● **DATA TO USE**

## start

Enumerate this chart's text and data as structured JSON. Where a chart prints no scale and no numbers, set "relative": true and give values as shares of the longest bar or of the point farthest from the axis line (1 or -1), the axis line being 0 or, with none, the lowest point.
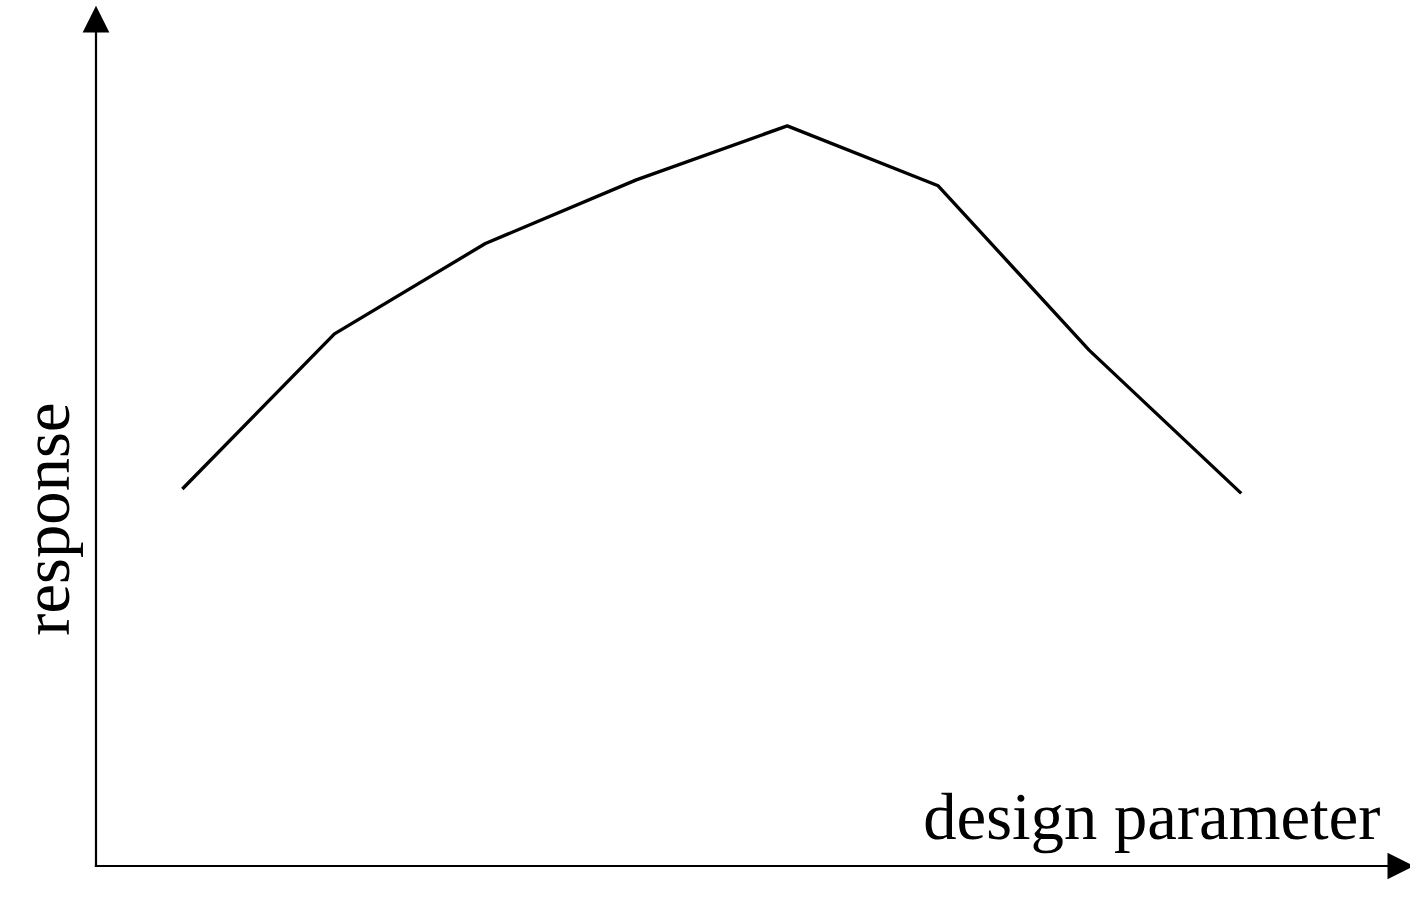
{
  "chart_data": {
    "type": "line",
    "relative": true,
    "xlabel": "design parameter",
    "ylabel": "response",
    "categories": [
      null,
      null,
      null,
      null,
      null,
      null,
      null,
      null
    ],
    "series": [
      {
        "color": "#000000",
        "values": [
          0.511,
          0.719,
          0.841,
          0.927,
          1,
          0.919,
          0.697,
          0.505
        ]
      }
    ],
    "marker": "none",
    "line_style": "solid",
    "legend": false
  }
}
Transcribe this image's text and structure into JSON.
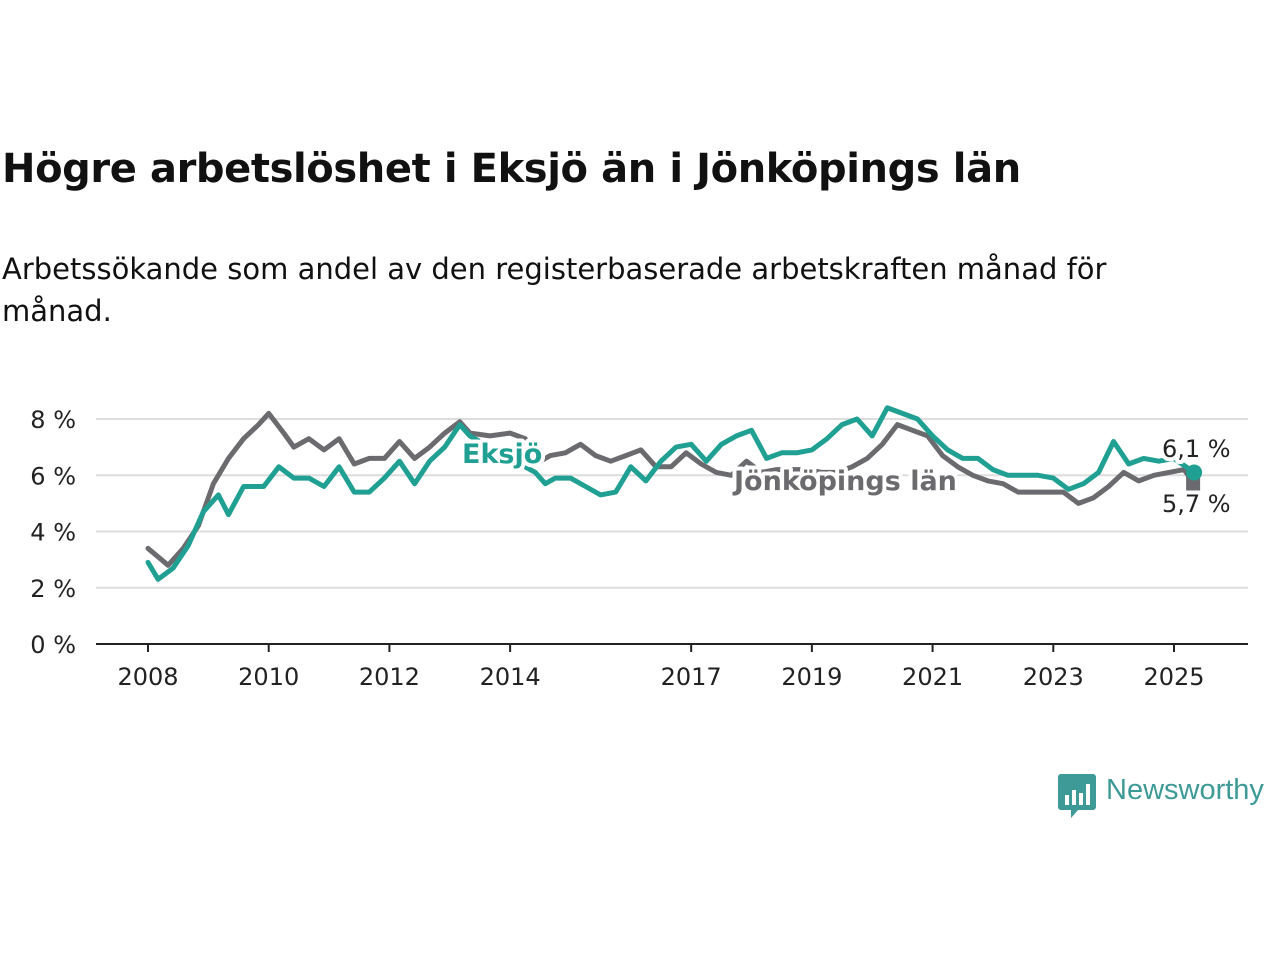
{
  "title": "Högre arbetslöshet i Eksjö än i Jönköpings län",
  "subtitle": "Arbetssökande som andel av den registerbaserade arbetskraften månad för månad.",
  "brand": {
    "name": "Newsworthy",
    "icon": "newsworthy-logo-icon",
    "color": "#3d9a96"
  },
  "colors": {
    "series_1": "#1fa092",
    "series_2": "#6b6a6e",
    "grid": "#dddddd",
    "axis": "#222222"
  },
  "chart_data": {
    "type": "line",
    "x_type": "date",
    "y_unit": "%",
    "ylim": [
      0,
      8.3
    ],
    "xlim": [
      "2007-11",
      "2025-10"
    ],
    "y_ticks": [
      0,
      2,
      4,
      6,
      8
    ],
    "y_tick_labels": [
      "0 %",
      "2 %",
      "4 %",
      "6 %",
      "8 %"
    ],
    "x_ticks": [
      "2008-01",
      "2010-01",
      "2012-01",
      "2014-01",
      "2017-01",
      "2019-01",
      "2021-01",
      "2023-01",
      "2025-01"
    ],
    "x_tick_labels": [
      "2008",
      "2010",
      "2012",
      "2014",
      "2017",
      "2019",
      "2021",
      "2023",
      "2025"
    ],
    "grid": true,
    "legend": "direct labels on the lines",
    "series": [
      {
        "name": "Eksjö",
        "color": "#1fa092",
        "end_label": "6,1 %",
        "points": [
          [
            "2008-01",
            2.9
          ],
          [
            "2008-03",
            2.3
          ],
          [
            "2008-06",
            2.7
          ],
          [
            "2008-09",
            3.5
          ],
          [
            "2008-12",
            4.7
          ],
          [
            "2009-03",
            5.3
          ],
          [
            "2009-05",
            4.6
          ],
          [
            "2009-08",
            5.6
          ],
          [
            "2009-12",
            5.6
          ],
          [
            "2010-03",
            6.3
          ],
          [
            "2010-06",
            5.9
          ],
          [
            "2010-09",
            5.9
          ],
          [
            "2010-12",
            5.6
          ],
          [
            "2011-03",
            6.3
          ],
          [
            "2011-06",
            5.4
          ],
          [
            "2011-09",
            5.4
          ],
          [
            "2011-12",
            5.9
          ],
          [
            "2012-03",
            6.5
          ],
          [
            "2012-06",
            5.7
          ],
          [
            "2012-09",
            6.5
          ],
          [
            "2012-12",
            7.0
          ],
          [
            "2013-03",
            7.8
          ],
          [
            "2013-05",
            7.4
          ],
          [
            "2014-06",
            6.1
          ],
          [
            "2014-08",
            5.7
          ],
          [
            "2014-10",
            5.9
          ],
          [
            "2015-01",
            5.9
          ],
          [
            "2015-04",
            5.6
          ],
          [
            "2015-07",
            5.3
          ],
          [
            "2015-10",
            5.4
          ],
          [
            "2016-01",
            6.3
          ],
          [
            "2016-04",
            5.8
          ],
          [
            "2016-07",
            6.5
          ],
          [
            "2016-10",
            7.0
          ],
          [
            "2017-01",
            7.1
          ],
          [
            "2017-04",
            6.5
          ],
          [
            "2017-07",
            7.1
          ],
          [
            "2017-10",
            7.4
          ],
          [
            "2018-01",
            7.6
          ],
          [
            "2018-04",
            6.6
          ],
          [
            "2018-07",
            6.8
          ],
          [
            "2018-10",
            6.8
          ],
          [
            "2019-01",
            6.9
          ],
          [
            "2019-04",
            7.3
          ],
          [
            "2019-07",
            7.8
          ],
          [
            "2019-10",
            8.0
          ],
          [
            "2020-01",
            7.4
          ],
          [
            "2020-04",
            8.4
          ],
          [
            "2020-07",
            8.2
          ],
          [
            "2020-10",
            8.0
          ],
          [
            "2021-01",
            7.4
          ],
          [
            "2021-04",
            6.9
          ],
          [
            "2021-07",
            6.6
          ],
          [
            "2021-10",
            6.6
          ],
          [
            "2022-01",
            6.2
          ],
          [
            "2022-04",
            6.0
          ],
          [
            "2022-07",
            6.0
          ],
          [
            "2022-10",
            6.0
          ],
          [
            "2023-01",
            5.9
          ],
          [
            "2023-04",
            5.5
          ],
          [
            "2023-07",
            5.7
          ],
          [
            "2023-10",
            6.1
          ],
          [
            "2024-01",
            7.2
          ],
          [
            "2024-04",
            6.4
          ],
          [
            "2024-07",
            6.6
          ],
          [
            "2024-10",
            6.5
          ],
          [
            "2025-01",
            6.6
          ],
          [
            "2025-05",
            6.1
          ]
        ]
      },
      {
        "name": "Jönköpings län",
        "color": "#6b6a6e",
        "end_label": "5,7 %",
        "points": [
          [
            "2008-01",
            3.4
          ],
          [
            "2008-03",
            3.1
          ],
          [
            "2008-05",
            2.8
          ],
          [
            "2008-08",
            3.4
          ],
          [
            "2008-11",
            4.2
          ],
          [
            "2009-02",
            5.7
          ],
          [
            "2009-05",
            6.6
          ],
          [
            "2009-08",
            7.3
          ],
          [
            "2009-11",
            7.8
          ],
          [
            "2010-01",
            8.2
          ],
          [
            "2010-04",
            7.5
          ],
          [
            "2010-06",
            7.0
          ],
          [
            "2010-09",
            7.3
          ],
          [
            "2010-12",
            6.9
          ],
          [
            "2011-03",
            7.3
          ],
          [
            "2011-06",
            6.4
          ],
          [
            "2011-09",
            6.6
          ],
          [
            "2011-12",
            6.6
          ],
          [
            "2012-03",
            7.2
          ],
          [
            "2012-06",
            6.6
          ],
          [
            "2012-09",
            7.0
          ],
          [
            "2012-12",
            7.5
          ],
          [
            "2013-03",
            7.9
          ],
          [
            "2013-05",
            7.5
          ],
          [
            "2013-09",
            7.4
          ],
          [
            "2014-01",
            7.5
          ],
          [
            "2014-04",
            7.3
          ],
          [
            "2014-06",
            6.4
          ],
          [
            "2014-09",
            6.7
          ],
          [
            "2014-12",
            6.8
          ],
          [
            "2015-03",
            7.1
          ],
          [
            "2015-06",
            6.7
          ],
          [
            "2015-09",
            6.5
          ],
          [
            "2015-12",
            6.7
          ],
          [
            "2016-03",
            6.9
          ],
          [
            "2016-06",
            6.3
          ],
          [
            "2016-09",
            6.3
          ],
          [
            "2016-12",
            6.8
          ],
          [
            "2017-03",
            6.4
          ],
          [
            "2017-06",
            6.1
          ],
          [
            "2017-09",
            6.0
          ],
          [
            "2017-12",
            6.5
          ],
          [
            "2018-03",
            6.1
          ],
          [
            "2018-06",
            6.2
          ],
          [
            "2018-09",
            6.2
          ],
          [
            "2018-12",
            6.2
          ],
          [
            "2019-03",
            6.1
          ],
          [
            "2019-06",
            6.1
          ],
          [
            "2019-09",
            6.3
          ],
          [
            "2019-12",
            6.6
          ],
          [
            "2020-03",
            7.1
          ],
          [
            "2020-06",
            7.8
          ],
          [
            "2020-09",
            7.6
          ],
          [
            "2020-12",
            7.4
          ],
          [
            "2021-03",
            6.7
          ],
          [
            "2021-06",
            6.3
          ],
          [
            "2021-09",
            6.0
          ],
          [
            "2021-12",
            5.8
          ],
          [
            "2022-03",
            5.7
          ],
          [
            "2022-06",
            5.4
          ],
          [
            "2022-09",
            5.4
          ],
          [
            "2022-12",
            5.4
          ],
          [
            "2023-03",
            5.4
          ],
          [
            "2023-06",
            5.0
          ],
          [
            "2023-09",
            5.2
          ],
          [
            "2023-12",
            5.6
          ],
          [
            "2024-03",
            6.1
          ],
          [
            "2024-06",
            5.8
          ],
          [
            "2024-09",
            6.0
          ],
          [
            "2024-12",
            6.1
          ],
          [
            "2025-03",
            6.2
          ],
          [
            "2025-05",
            5.7
          ]
        ]
      }
    ]
  }
}
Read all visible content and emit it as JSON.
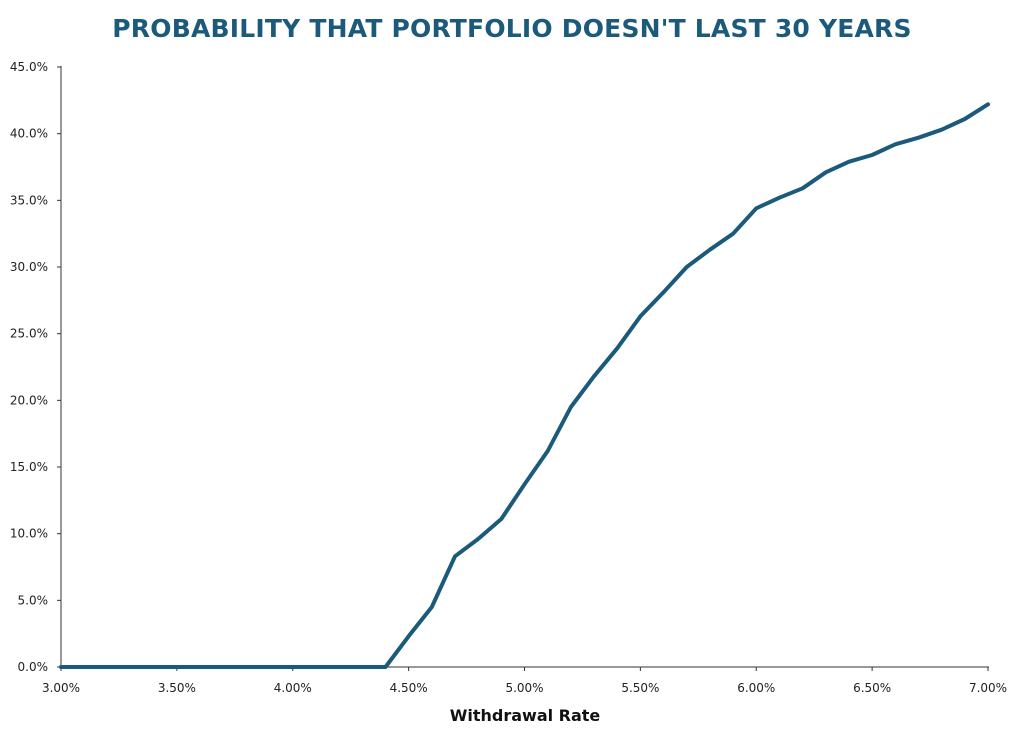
{
  "chart_data": {
    "type": "line",
    "title": "PROBABILITY THAT PORTFOLIO DOESN'T LAST 30 YEARS",
    "xlabel": "Withdrawal Rate",
    "ylabel": "",
    "xlim": [
      3.0,
      7.0
    ],
    "ylim": [
      0,
      45
    ],
    "x_ticks": [
      "3.00%",
      "3.50%",
      "4.00%",
      "4.50%",
      "5.00%",
      "5.50%",
      "6.00%",
      "6.50%",
      "7.00%"
    ],
    "y_ticks": [
      "0.0%",
      "5.0%",
      "10.0%",
      "15.0%",
      "20.0%",
      "25.0%",
      "30.0%",
      "35.0%",
      "40.0%",
      "45.0%"
    ],
    "grid": false,
    "legend": "none",
    "line_color": "#1b5a7a",
    "title_color": "#1b5a7a",
    "series": [
      {
        "x": [
          3.0,
          3.1,
          3.2,
          3.3,
          3.4,
          3.5,
          3.6,
          3.7,
          3.8,
          3.9,
          4.0,
          4.1,
          4.2,
          4.3,
          4.4,
          4.5,
          4.6,
          4.7,
          4.8,
          4.9,
          5.0,
          5.1,
          5.2,
          5.3,
          5.4,
          5.5,
          5.6,
          5.7,
          5.8,
          5.9,
          6.0,
          6.1,
          6.2,
          6.3,
          6.4,
          6.5,
          6.6,
          6.7,
          6.8,
          6.9,
          7.0
        ],
        "values": [
          0,
          0,
          0,
          0,
          0,
          0,
          0,
          0,
          0,
          0,
          0,
          0,
          0,
          0,
          0,
          2.3,
          4.5,
          8.3,
          9.6,
          11.1,
          13.7,
          16.2,
          19.5,
          21.8,
          23.9,
          26.3,
          28.1,
          30.0,
          31.3,
          32.5,
          34.4,
          35.2,
          35.9,
          37.1,
          37.9,
          38.4,
          39.2,
          39.7,
          40.3,
          41.1,
          42.2
        ]
      }
    ]
  }
}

## end

● **TASK DESCRIPTION**
Filter for "text". Return all lines that hold it.

● **RESULT FOR THIS TASK**
Enumerate this chart's text and data as structured JSON. Where a chart prints no scale and no numbers, set "relative": true and give values as shares of the longest bar or of the point farthest from the axis line (1 or -1), the axis line being 0 or, with none, the lowest point.
Transcribe this image's text and structure into JSON.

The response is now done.